What is asked:
Retype all the entries word for word, but omit the pictures.

Data entries for graphics:
============================================================

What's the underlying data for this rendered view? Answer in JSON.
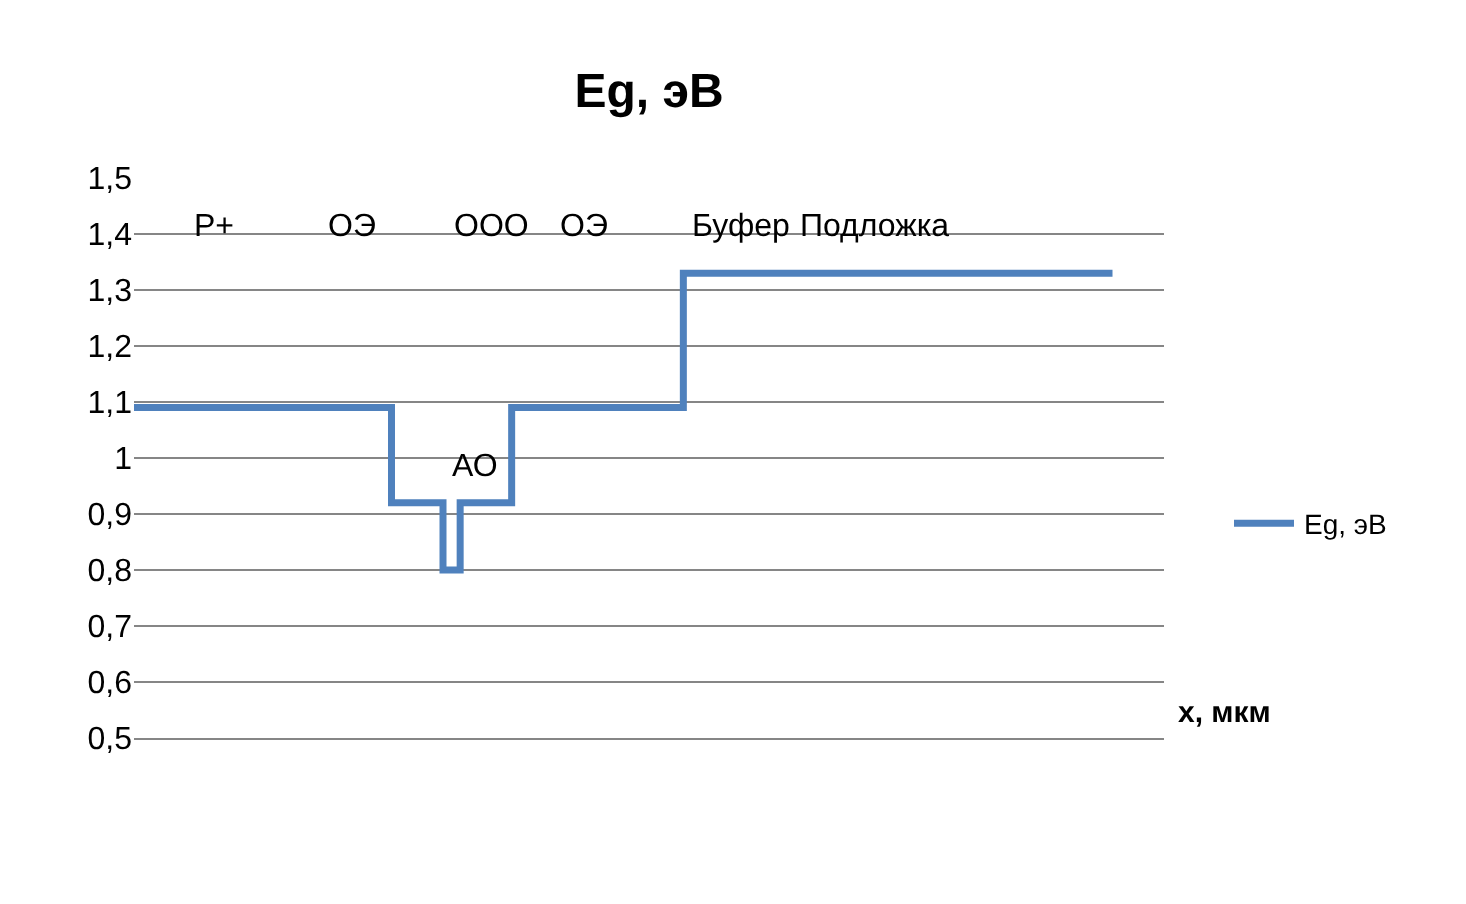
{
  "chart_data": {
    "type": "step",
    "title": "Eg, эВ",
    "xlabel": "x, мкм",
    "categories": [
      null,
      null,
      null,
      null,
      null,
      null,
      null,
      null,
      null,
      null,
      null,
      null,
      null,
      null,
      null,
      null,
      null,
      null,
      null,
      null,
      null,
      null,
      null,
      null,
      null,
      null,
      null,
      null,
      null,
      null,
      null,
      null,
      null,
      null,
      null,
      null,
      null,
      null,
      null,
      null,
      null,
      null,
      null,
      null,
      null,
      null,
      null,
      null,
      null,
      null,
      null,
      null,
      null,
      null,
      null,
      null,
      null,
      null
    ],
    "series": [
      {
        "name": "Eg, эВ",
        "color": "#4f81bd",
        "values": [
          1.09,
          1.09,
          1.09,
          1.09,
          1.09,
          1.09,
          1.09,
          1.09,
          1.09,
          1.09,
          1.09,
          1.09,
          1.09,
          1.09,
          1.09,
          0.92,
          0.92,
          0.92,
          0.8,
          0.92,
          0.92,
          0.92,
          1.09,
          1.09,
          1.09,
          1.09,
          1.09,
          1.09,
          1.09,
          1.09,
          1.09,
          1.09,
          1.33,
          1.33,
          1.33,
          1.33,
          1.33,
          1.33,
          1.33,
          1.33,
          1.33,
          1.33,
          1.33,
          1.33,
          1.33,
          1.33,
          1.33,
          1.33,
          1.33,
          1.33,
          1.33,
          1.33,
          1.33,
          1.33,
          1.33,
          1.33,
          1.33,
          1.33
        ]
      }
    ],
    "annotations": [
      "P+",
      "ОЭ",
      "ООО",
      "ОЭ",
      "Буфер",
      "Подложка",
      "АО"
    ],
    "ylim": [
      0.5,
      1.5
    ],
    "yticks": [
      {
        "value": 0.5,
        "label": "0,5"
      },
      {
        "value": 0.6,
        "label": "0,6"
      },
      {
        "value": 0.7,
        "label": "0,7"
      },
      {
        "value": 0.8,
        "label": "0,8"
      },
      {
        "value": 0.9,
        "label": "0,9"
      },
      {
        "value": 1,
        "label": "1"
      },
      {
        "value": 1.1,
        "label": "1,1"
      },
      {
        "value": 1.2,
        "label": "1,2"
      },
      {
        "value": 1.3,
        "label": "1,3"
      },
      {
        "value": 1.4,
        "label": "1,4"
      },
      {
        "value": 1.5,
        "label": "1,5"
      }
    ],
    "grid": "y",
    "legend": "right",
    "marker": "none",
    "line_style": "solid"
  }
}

============================================================

Full output:
What's the underlying data for this rendered view? Answer in JSON.
{
  "chart_data": {
    "type": "step",
    "title": "Eg, эВ",
    "xlabel": "x, мкм",
    "categories": [
      null,
      null,
      null,
      null,
      null,
      null,
      null,
      null,
      null,
      null,
      null,
      null,
      null,
      null,
      null,
      null,
      null,
      null,
      null,
      null,
      null,
      null,
      null,
      null,
      null,
      null,
      null,
      null,
      null,
      null,
      null,
      null,
      null,
      null,
      null,
      null,
      null,
      null,
      null,
      null,
      null,
      null,
      null,
      null,
      null,
      null,
      null,
      null,
      null,
      null,
      null,
      null,
      null,
      null,
      null,
      null,
      null,
      null
    ],
    "series": [
      {
        "name": "Eg, эВ",
        "color": "#4f81bd",
        "values": [
          1.09,
          1.09,
          1.09,
          1.09,
          1.09,
          1.09,
          1.09,
          1.09,
          1.09,
          1.09,
          1.09,
          1.09,
          1.09,
          1.09,
          1.09,
          0.92,
          0.92,
          0.92,
          0.8,
          0.92,
          0.92,
          0.92,
          1.09,
          1.09,
          1.09,
          1.09,
          1.09,
          1.09,
          1.09,
          1.09,
          1.09,
          1.09,
          1.33,
          1.33,
          1.33,
          1.33,
          1.33,
          1.33,
          1.33,
          1.33,
          1.33,
          1.33,
          1.33,
          1.33,
          1.33,
          1.33,
          1.33,
          1.33,
          1.33,
          1.33,
          1.33,
          1.33,
          1.33,
          1.33,
          1.33,
          1.33,
          1.33,
          1.33
        ]
      }
    ],
    "annotations": [
      "P+",
      "ОЭ",
      "ООО",
      "ОЭ",
      "Буфер",
      "Подложка",
      "АО"
    ],
    "ylim": [
      0.5,
      1.5
    ],
    "yticks": [
      {
        "value": 0.5,
        "label": "0,5"
      },
      {
        "value": 0.6,
        "label": "0,6"
      },
      {
        "value": 0.7,
        "label": "0,7"
      },
      {
        "value": 0.8,
        "label": "0,8"
      },
      {
        "value": 0.9,
        "label": "0,9"
      },
      {
        "value": 1,
        "label": "1"
      },
      {
        "value": 1.1,
        "label": "1,1"
      },
      {
        "value": 1.2,
        "label": "1,2"
      },
      {
        "value": 1.3,
        "label": "1,3"
      },
      {
        "value": 1.4,
        "label": "1,4"
      },
      {
        "value": 1.5,
        "label": "1,5"
      }
    ],
    "grid": "y",
    "legend": "right",
    "marker": "none",
    "line_style": "solid"
  }
}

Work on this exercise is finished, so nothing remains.